-- start --

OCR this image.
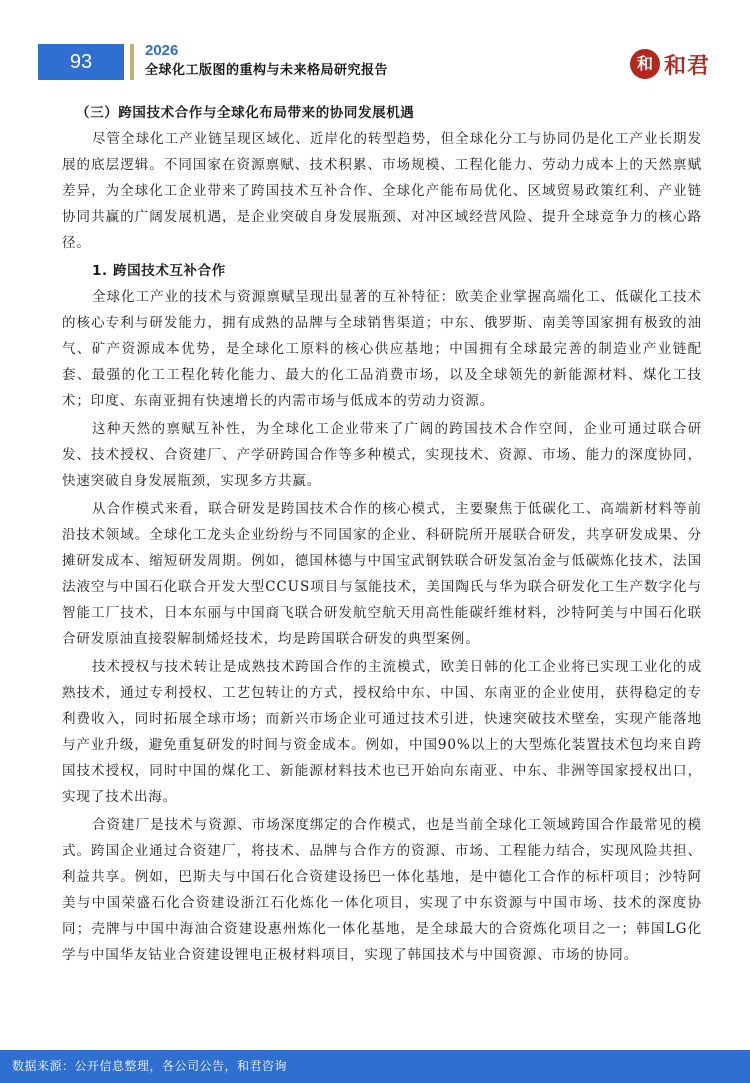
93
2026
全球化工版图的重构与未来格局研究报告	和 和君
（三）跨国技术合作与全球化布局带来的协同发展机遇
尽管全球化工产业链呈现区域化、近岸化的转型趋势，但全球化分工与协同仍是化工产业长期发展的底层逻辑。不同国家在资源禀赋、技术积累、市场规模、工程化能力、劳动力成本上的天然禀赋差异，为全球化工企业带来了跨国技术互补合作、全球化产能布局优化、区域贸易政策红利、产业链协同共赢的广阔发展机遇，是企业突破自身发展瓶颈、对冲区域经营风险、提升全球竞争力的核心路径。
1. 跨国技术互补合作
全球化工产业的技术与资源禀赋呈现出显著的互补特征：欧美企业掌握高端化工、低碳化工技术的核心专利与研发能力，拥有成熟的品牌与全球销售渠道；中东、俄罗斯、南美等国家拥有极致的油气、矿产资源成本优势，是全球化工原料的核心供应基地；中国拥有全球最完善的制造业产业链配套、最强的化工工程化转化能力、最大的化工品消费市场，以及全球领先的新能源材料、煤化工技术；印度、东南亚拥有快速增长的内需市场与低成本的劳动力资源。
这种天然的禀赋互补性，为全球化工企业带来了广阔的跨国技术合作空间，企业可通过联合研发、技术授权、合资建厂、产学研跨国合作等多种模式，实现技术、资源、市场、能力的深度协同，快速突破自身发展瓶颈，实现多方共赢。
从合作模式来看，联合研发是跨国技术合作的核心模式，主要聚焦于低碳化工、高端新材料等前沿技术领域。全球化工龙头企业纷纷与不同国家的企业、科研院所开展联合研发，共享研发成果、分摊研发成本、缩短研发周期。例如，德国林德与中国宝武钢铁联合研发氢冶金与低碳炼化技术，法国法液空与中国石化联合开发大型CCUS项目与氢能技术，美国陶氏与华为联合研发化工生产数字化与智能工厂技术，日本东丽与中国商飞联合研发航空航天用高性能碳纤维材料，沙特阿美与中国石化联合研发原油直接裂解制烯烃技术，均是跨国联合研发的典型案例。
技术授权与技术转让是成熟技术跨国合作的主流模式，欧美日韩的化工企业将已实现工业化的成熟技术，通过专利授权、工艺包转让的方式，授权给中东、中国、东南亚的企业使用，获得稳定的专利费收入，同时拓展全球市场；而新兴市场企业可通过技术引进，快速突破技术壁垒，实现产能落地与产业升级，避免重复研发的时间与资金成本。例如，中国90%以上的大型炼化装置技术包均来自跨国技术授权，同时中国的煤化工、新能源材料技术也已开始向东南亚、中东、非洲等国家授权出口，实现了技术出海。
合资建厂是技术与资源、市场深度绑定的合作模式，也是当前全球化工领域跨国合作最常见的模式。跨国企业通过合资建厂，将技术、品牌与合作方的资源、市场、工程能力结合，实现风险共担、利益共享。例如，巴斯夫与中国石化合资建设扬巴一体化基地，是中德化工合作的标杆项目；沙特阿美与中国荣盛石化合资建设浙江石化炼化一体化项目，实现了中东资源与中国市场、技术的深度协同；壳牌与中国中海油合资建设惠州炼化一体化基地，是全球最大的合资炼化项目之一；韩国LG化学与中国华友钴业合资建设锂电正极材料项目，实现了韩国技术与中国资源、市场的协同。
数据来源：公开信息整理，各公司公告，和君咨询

-- end --
-- start --

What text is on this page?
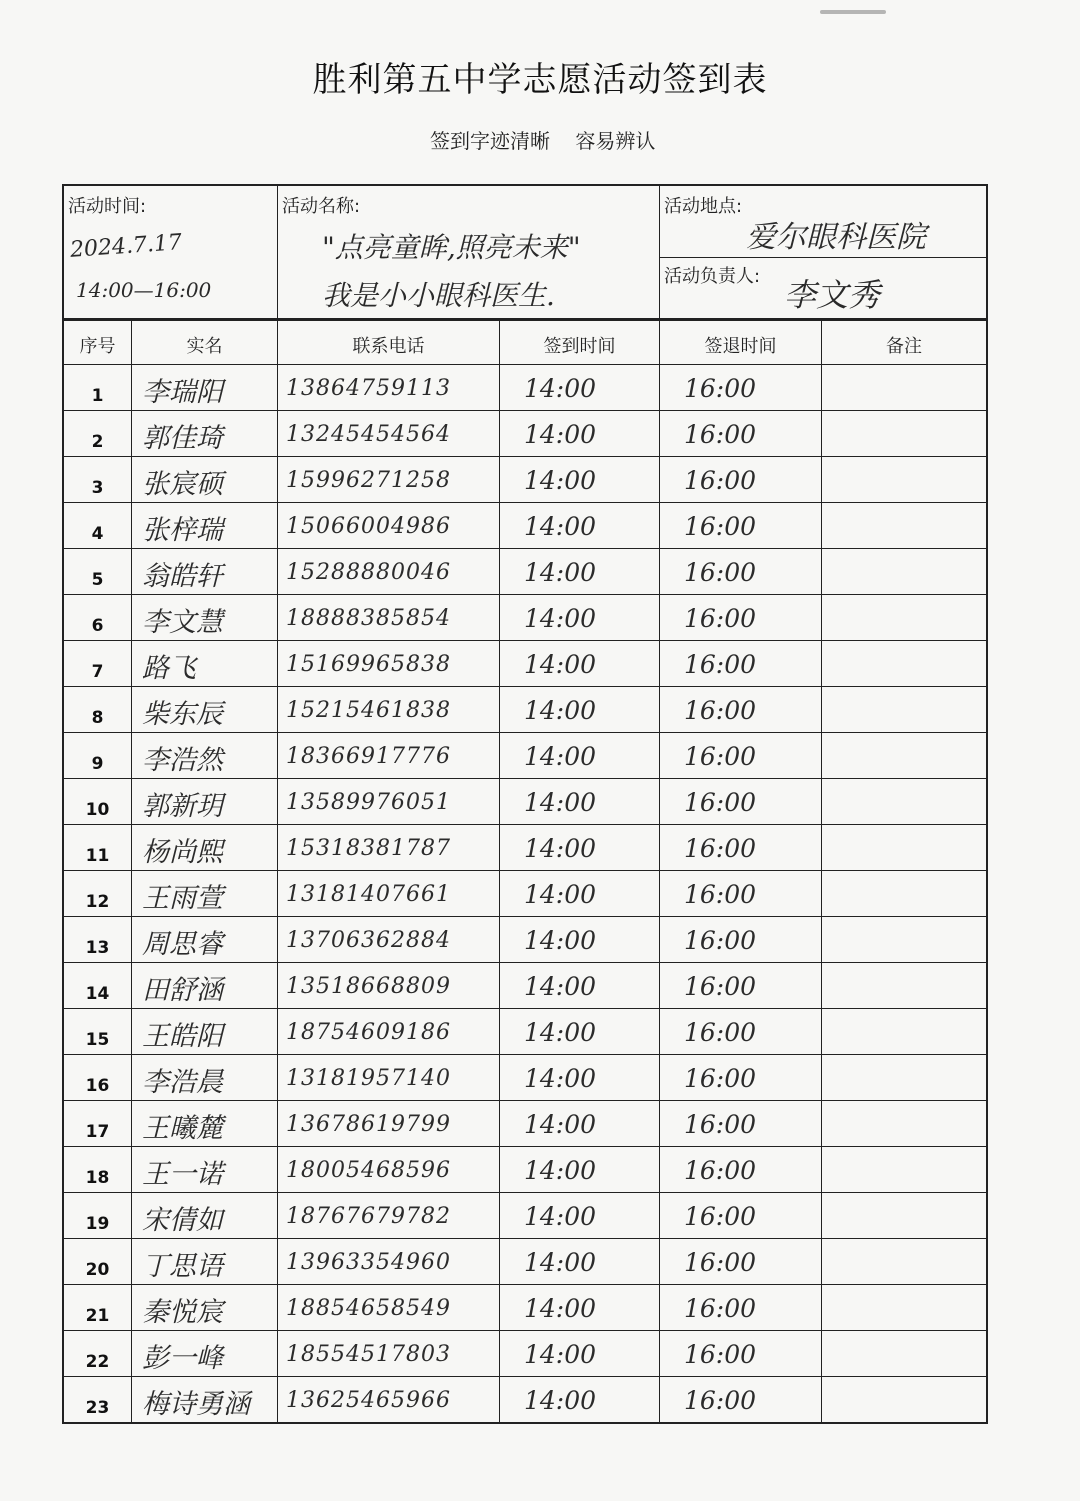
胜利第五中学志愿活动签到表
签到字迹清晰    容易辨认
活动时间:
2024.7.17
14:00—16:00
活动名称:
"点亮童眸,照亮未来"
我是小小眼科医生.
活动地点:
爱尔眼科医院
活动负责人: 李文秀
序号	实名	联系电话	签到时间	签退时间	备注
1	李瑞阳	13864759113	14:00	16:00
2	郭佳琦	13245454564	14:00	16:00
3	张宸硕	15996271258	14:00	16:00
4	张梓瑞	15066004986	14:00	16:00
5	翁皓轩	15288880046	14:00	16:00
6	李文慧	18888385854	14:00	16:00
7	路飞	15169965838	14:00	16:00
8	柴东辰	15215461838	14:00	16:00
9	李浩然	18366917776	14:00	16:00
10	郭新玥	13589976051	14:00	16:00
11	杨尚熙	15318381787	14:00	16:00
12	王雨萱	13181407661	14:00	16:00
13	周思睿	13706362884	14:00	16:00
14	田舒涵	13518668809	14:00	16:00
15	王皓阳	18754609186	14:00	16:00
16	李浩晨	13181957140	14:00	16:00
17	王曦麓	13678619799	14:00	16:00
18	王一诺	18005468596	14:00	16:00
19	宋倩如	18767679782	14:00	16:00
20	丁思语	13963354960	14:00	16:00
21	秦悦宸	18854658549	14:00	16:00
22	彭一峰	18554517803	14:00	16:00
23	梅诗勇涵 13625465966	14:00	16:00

-- end --

▸ **Problem description**: Write out every line of the entries that holds the word "this".

▸ **Task result**:
OCR this image.
What text is on this page?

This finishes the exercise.